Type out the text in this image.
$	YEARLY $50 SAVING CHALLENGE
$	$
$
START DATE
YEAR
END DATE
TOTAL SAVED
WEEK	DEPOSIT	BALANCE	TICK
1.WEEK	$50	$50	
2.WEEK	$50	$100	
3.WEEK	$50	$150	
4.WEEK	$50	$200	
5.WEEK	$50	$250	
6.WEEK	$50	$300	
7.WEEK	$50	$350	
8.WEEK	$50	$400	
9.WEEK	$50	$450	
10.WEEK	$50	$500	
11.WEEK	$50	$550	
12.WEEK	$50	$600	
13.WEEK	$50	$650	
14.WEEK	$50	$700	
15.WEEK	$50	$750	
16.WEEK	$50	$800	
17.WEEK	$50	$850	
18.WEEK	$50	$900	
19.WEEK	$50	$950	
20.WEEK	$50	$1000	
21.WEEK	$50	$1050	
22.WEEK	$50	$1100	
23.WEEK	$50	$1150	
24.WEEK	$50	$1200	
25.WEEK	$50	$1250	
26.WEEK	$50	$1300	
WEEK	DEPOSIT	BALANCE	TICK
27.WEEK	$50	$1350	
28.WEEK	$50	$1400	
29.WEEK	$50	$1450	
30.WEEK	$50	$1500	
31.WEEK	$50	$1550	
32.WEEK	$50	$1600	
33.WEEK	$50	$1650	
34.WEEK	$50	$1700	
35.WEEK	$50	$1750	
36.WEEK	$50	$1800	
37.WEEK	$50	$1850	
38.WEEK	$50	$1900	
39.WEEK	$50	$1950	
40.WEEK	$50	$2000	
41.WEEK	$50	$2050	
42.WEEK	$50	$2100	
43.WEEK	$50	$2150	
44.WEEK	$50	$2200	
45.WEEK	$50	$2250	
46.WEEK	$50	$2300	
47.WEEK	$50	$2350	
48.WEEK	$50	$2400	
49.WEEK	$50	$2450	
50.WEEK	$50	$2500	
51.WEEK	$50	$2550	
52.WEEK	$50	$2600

Stated exercise »
Above are the records; retype every one exactly.

Full output »
Type out the text in this image.
$	YEARLY $50 SAVING CHALLENGE
$	$
$
START DATE
YEAR
END DATE
TOTAL SAVED
WEEK	DEPOSIT	BALANCE	TICK
1.WEEK	$50	$50	
2.WEEK	$50	$100	
3.WEEK	$50	$150	
4.WEEK	$50	$200	
5.WEEK	$50	$250	
6.WEEK	$50	$300	
7.WEEK	$50	$350	
8.WEEK	$50	$400	
9.WEEK	$50	$450	
10.WEEK	$50	$500	
11.WEEK	$50	$550	
12.WEEK	$50	$600	
13.WEEK	$50	$650	
14.WEEK	$50	$700	
15.WEEK	$50	$750	
16.WEEK	$50	$800	
17.WEEK	$50	$850	
18.WEEK	$50	$900	
19.WEEK	$50	$950	
20.WEEK	$50	$1000	
21.WEEK	$50	$1050	
22.WEEK	$50	$1100	
23.WEEK	$50	$1150	
24.WEEK	$50	$1200	
25.WEEK	$50	$1250	
26.WEEK	$50	$1300	
WEEK	DEPOSIT	BALANCE	TICK
27.WEEK	$50	$1350	
28.WEEK	$50	$1400	
29.WEEK	$50	$1450	
30.WEEK	$50	$1500	
31.WEEK	$50	$1550	
32.WEEK	$50	$1600	
33.WEEK	$50	$1650	
34.WEEK	$50	$1700	
35.WEEK	$50	$1750	
36.WEEK	$50	$1800	
37.WEEK	$50	$1850	
38.WEEK	$50	$1900	
39.WEEK	$50	$1950	
40.WEEK	$50	$2000	
41.WEEK	$50	$2050	
42.WEEK	$50	$2100	
43.WEEK	$50	$2150	
44.WEEK	$50	$2200	
45.WEEK	$50	$2250	
46.WEEK	$50	$2300	
47.WEEK	$50	$2350	
48.WEEK	$50	$2400	
49.WEEK	$50	$2450	
50.WEEK	$50	$2500	
51.WEEK	$50	$2550	
52.WEEK	$50	$2600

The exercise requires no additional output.